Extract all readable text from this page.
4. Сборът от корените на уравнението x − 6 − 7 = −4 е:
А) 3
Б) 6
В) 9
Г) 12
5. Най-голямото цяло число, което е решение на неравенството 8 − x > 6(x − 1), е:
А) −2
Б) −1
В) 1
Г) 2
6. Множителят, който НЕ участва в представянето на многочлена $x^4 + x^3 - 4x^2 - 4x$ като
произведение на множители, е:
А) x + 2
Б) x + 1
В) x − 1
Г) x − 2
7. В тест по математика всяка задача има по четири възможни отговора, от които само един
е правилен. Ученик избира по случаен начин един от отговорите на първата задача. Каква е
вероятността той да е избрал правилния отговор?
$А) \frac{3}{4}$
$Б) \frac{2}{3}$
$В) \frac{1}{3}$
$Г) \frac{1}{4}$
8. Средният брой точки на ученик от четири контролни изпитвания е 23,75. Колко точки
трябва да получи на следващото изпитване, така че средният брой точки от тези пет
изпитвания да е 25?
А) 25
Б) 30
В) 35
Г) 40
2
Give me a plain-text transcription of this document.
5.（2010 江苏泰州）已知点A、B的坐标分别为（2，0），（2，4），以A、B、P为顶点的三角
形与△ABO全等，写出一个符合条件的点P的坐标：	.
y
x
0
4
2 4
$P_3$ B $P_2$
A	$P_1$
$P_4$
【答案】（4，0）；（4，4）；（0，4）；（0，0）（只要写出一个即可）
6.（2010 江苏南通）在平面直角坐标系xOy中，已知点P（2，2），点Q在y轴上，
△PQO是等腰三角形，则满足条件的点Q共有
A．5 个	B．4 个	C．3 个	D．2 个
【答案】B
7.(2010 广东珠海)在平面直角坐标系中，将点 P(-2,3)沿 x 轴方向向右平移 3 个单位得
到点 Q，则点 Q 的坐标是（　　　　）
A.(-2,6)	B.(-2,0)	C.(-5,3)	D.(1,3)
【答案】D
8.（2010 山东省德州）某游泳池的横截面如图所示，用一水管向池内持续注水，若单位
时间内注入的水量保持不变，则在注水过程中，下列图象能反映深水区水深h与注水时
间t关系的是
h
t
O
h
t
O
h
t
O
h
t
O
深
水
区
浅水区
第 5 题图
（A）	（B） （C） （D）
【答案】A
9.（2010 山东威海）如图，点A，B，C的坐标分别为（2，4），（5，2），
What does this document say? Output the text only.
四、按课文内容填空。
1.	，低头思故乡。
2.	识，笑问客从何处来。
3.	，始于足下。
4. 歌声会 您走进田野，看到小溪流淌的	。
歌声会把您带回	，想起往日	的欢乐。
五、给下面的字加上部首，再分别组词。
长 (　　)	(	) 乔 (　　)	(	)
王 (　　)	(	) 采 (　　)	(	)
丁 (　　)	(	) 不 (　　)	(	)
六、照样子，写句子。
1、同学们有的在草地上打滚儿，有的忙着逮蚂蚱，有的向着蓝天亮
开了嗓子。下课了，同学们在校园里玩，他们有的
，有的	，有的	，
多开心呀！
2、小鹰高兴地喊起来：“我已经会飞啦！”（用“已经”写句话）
═══
▶ SET EXERCISE: Return the lines from the line containing "What does this" to the end of the entries above, exactly as they appear and with no other output.

▶ SOLUTION:
What does this document say? Output the text only.
四、按课文内容填空。
1.	，低头思故乡。
2.	识，笑问客从何处来。
3.	，始于足下。
4. 歌声会 您走进田野，看到小溪流淌的	。
歌声会把您带回	，想起往日	的欢乐。
五、给下面的字加上部首，再分别组词。
长 (　　)	(	) 乔 (　　)	(	)
王 (　　)	(	) 采 (　　)	(	)
丁 (　　)	(	) 不 (　　)	(	)
六、照样子，写句子。
1、同学们有的在草地上打滚儿，有的忙着逮蚂蚱，有的向着蓝天亮
开了嗓子。下课了，同学们在校园里玩，他们有的
，有的	，有的	，
多开心呀！
2、小鹰高兴地喊起来：“我已经会飞啦！”（用“已经”写句话）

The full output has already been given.